Identify each line below that contains the word "triangle", and copy it out.

> [Record extracts]
▬▬▬▬▬▬

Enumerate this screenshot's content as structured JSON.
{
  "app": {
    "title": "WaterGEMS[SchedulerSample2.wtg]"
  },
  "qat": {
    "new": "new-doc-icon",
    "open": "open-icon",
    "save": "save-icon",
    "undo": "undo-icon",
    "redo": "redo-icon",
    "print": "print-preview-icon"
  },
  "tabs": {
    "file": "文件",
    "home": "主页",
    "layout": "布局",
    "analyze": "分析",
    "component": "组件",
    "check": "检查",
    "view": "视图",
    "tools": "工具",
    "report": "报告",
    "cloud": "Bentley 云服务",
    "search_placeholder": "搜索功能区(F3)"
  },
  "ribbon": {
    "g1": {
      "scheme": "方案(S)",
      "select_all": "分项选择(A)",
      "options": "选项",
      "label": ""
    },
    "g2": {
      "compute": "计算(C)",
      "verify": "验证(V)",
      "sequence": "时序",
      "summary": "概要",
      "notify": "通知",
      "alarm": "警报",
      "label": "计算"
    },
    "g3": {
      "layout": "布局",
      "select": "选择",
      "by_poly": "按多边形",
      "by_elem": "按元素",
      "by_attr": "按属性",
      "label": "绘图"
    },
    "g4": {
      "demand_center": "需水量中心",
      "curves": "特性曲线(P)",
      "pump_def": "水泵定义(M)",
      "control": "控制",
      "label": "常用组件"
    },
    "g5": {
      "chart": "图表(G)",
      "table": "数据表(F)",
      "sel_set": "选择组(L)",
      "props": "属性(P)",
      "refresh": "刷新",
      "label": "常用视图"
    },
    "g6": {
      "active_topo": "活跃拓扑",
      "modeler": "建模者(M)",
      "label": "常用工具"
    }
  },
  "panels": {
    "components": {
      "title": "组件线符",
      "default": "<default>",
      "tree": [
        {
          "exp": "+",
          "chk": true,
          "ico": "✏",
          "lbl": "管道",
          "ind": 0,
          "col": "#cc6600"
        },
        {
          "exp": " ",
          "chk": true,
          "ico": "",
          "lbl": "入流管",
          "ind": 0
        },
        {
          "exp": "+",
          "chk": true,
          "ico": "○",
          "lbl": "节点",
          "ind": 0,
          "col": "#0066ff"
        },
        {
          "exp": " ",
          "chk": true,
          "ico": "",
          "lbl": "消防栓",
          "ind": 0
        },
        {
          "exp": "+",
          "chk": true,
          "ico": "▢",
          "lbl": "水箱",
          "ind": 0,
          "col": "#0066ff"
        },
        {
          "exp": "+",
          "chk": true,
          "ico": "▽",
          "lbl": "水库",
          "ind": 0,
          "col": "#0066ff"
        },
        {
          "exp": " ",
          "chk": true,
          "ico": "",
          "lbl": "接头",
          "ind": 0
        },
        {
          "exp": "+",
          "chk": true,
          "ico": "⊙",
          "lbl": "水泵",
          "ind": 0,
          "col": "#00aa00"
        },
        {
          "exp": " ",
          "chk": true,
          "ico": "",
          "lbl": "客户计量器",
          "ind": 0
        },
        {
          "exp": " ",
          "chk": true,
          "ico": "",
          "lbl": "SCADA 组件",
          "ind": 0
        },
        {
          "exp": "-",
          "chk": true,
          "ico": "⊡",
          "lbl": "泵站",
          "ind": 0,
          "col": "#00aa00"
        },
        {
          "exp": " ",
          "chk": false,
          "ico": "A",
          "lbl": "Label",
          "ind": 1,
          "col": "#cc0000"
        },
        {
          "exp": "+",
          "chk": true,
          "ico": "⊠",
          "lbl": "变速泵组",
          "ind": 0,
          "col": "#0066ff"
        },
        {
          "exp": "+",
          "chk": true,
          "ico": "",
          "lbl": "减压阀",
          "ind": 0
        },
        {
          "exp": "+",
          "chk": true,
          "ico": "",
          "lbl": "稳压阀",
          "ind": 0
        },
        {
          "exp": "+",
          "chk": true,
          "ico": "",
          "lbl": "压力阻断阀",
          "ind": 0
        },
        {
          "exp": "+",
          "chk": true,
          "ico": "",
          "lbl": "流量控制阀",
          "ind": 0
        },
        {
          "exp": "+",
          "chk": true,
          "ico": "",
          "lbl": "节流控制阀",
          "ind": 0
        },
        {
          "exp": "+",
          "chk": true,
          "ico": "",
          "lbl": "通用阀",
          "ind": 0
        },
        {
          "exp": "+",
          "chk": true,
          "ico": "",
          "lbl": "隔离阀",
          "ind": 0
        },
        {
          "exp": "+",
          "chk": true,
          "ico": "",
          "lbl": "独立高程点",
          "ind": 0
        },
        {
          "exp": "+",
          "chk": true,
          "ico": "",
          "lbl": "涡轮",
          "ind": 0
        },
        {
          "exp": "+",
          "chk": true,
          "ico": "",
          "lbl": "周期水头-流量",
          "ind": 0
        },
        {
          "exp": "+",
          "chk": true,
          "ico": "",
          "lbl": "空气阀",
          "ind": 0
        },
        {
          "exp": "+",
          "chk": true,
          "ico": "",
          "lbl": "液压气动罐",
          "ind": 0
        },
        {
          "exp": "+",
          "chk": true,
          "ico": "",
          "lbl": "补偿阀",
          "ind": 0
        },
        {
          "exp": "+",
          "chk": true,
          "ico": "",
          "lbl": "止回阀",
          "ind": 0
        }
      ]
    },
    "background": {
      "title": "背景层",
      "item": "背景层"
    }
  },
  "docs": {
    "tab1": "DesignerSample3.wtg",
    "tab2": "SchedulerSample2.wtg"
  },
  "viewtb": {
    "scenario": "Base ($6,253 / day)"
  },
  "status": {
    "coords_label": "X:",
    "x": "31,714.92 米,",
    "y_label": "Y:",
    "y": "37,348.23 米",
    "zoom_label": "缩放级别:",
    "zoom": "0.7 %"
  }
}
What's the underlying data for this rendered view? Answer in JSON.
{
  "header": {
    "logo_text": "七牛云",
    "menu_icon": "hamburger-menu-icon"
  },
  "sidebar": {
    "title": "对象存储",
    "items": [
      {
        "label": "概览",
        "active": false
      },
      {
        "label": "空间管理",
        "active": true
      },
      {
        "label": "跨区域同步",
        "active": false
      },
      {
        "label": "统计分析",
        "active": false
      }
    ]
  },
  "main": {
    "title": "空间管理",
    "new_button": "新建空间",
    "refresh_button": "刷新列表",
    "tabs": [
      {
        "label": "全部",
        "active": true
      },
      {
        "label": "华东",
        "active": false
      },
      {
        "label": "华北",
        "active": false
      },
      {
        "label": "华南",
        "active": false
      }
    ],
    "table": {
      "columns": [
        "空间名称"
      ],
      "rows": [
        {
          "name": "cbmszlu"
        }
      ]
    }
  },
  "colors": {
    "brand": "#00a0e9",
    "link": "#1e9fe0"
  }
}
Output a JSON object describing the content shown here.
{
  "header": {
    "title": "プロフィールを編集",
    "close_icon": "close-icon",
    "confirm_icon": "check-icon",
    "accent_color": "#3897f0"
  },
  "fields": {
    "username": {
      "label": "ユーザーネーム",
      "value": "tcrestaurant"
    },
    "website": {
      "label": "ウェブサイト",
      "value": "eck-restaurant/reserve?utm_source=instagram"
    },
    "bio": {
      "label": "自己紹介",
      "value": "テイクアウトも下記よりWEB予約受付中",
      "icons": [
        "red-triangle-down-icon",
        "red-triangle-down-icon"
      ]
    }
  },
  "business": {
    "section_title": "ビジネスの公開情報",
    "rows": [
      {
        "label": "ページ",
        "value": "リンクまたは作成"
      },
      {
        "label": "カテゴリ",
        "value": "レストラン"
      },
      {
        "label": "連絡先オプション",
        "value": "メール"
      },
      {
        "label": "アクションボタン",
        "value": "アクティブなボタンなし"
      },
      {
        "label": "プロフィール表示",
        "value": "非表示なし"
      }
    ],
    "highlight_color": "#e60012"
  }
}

▬▬▬▬▬▬

> [Full answer]
        "red-triangle-down-icon",
        "red-triangle-down-icon"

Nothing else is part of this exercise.